* _RECORDS SHOWN_

──────

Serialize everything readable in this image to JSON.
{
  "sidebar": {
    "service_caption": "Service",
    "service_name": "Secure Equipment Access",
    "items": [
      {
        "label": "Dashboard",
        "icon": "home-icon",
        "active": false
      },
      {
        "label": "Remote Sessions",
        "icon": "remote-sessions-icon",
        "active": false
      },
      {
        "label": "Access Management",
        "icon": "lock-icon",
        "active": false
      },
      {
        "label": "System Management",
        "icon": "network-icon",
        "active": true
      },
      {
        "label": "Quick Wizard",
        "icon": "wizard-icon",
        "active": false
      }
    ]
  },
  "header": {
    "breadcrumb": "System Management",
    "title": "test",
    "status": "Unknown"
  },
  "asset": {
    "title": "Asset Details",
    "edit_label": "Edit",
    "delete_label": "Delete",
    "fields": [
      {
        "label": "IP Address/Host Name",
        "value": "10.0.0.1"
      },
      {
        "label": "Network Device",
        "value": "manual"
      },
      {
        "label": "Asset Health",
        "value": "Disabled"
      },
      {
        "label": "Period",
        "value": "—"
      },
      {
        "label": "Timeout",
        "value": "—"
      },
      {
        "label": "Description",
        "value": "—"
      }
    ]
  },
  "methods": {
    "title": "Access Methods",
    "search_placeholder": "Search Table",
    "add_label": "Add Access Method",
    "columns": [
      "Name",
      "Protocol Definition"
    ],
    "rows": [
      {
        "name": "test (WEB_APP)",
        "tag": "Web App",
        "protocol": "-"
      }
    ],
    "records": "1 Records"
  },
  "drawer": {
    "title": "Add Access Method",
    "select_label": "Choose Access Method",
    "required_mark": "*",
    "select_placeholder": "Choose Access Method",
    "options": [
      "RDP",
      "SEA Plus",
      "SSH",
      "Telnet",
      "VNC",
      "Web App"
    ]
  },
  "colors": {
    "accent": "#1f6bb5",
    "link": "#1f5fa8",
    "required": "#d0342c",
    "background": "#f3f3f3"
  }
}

──────

* _WHAT THE EXERCISE ASKS_
Retype the entries exactly, including every line.

* _REPLY_
Serialize everything readable in this image to JSON.
{
  "sidebar": {
    "service_caption": "Service",
    "service_name": "Secure Equipment Access",
    "items": [
      {
        "label": "Dashboard",
        "icon": "home-icon",
        "active": false
      },
      {
        "label": "Remote Sessions",
        "icon": "remote-sessions-icon",
        "active": false
      },
      {
        "label": "Access Management",
        "icon": "lock-icon",
        "active": false
      },
      {
        "label": "System Management",
        "icon": "network-icon",
        "active": true
      },
      {
        "label": "Quick Wizard",
        "icon": "wizard-icon",
        "active": false
      }
    ]
  },
  "header": {
    "breadcrumb": "System Management",
    "title": "test",
    "status": "Unknown"
  },
  "asset": {
    "title": "Asset Details",
    "edit_label": "Edit",
    "delete_label": "Delete",
    "fields": [
      {
        "label": "IP Address/Host Name",
        "value": "10.0.0.1"
      },
      {
        "label": "Network Device",
        "value": "manual"
      },
      {
        "label": "Asset Health",
        "value": "Disabled"
      },
      {
        "label": "Period",
        "value": "—"
      },
      {
        "label": "Timeout",
        "value": "—"
      },
      {
        "label": "Description",
        "value": "—"
      }
    ]
  },
  "methods": {
    "title": "Access Methods",
    "search_placeholder": "Search Table",
    "add_label": "Add Access Method",
    "columns": [
      "Name",
      "Protocol Definition"
    ],
    "rows": [
      {
        "name": "test (WEB_APP)",
        "tag": "Web App",
        "protocol": "-"
      }
    ],
    "records": "1 Records"
  },
  "drawer": {
    "title": "Add Access Method",
    "select_label": "Choose Access Method",
    "required_mark": "*",
    "select_placeholder": "Choose Access Method",
    "options": [
      "RDP",
      "SEA Plus",
      "SSH",
      "Telnet",
      "VNC",
      "Web App"
    ]
  },
  "colors": {
    "accent": "#1f6bb5",
    "link": "#1f5fa8",
    "required": "#d0342c",
    "background": "#f3f3f3"
  }
}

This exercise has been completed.